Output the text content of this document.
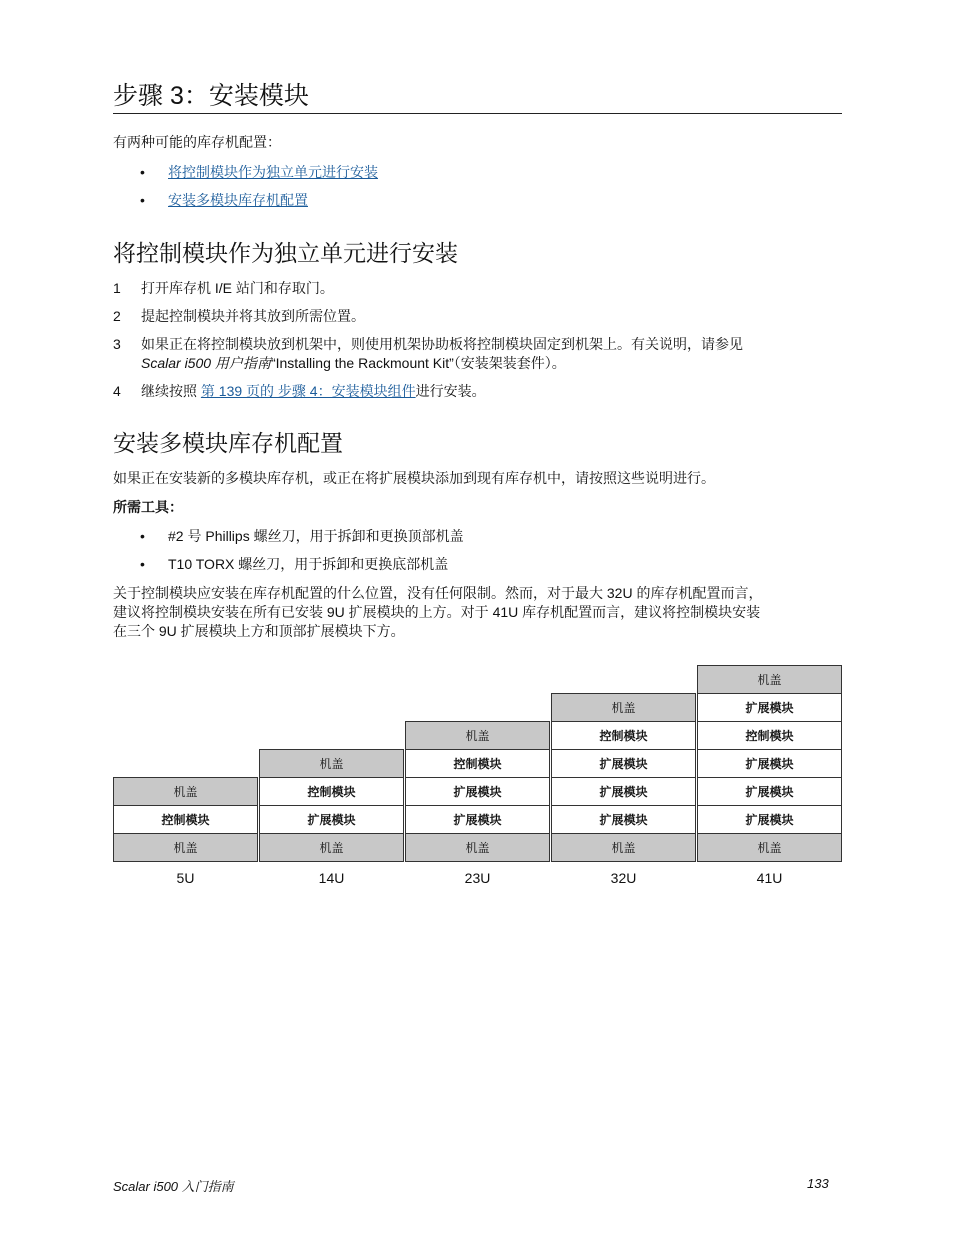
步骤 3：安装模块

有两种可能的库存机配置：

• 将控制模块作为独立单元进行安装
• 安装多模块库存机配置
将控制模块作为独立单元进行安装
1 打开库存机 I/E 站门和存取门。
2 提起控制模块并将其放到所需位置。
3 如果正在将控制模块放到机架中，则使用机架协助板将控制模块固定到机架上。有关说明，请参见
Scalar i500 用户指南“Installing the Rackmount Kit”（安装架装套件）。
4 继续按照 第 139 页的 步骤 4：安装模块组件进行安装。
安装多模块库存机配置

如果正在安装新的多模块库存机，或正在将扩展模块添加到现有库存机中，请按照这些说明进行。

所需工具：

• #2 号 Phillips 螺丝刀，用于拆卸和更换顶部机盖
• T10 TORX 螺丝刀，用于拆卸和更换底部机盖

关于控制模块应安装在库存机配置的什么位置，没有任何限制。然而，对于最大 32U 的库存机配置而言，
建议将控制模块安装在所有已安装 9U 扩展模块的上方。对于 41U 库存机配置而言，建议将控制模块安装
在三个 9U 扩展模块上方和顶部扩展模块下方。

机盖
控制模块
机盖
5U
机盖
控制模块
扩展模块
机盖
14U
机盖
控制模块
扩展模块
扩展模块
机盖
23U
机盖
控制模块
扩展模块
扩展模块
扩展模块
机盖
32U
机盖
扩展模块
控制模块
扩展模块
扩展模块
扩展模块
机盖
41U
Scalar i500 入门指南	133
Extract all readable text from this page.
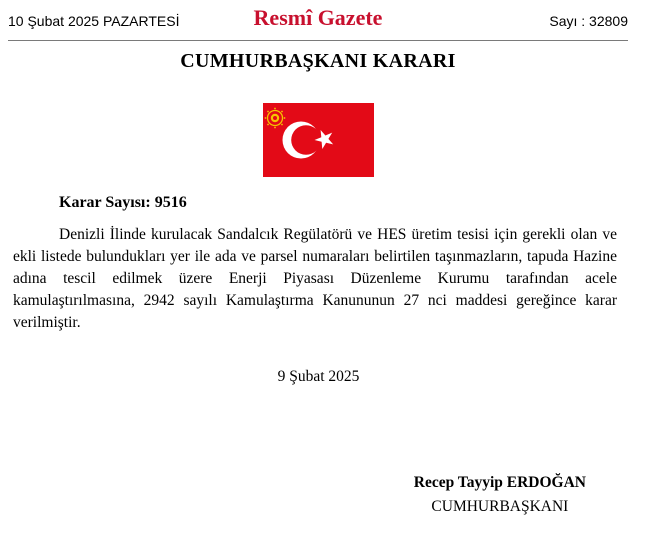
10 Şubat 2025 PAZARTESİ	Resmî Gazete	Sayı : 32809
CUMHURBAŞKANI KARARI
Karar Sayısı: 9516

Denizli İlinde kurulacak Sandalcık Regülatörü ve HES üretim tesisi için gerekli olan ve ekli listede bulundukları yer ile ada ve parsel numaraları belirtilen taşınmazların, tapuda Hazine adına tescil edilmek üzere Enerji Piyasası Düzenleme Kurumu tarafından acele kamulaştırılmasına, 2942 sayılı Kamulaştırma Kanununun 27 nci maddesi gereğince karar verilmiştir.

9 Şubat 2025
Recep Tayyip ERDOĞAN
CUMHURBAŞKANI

--

# Your instructions:
Show the lines of the data that hold the word "this".

# Response:
Output the text content of this document.
Extract all readable text from this page.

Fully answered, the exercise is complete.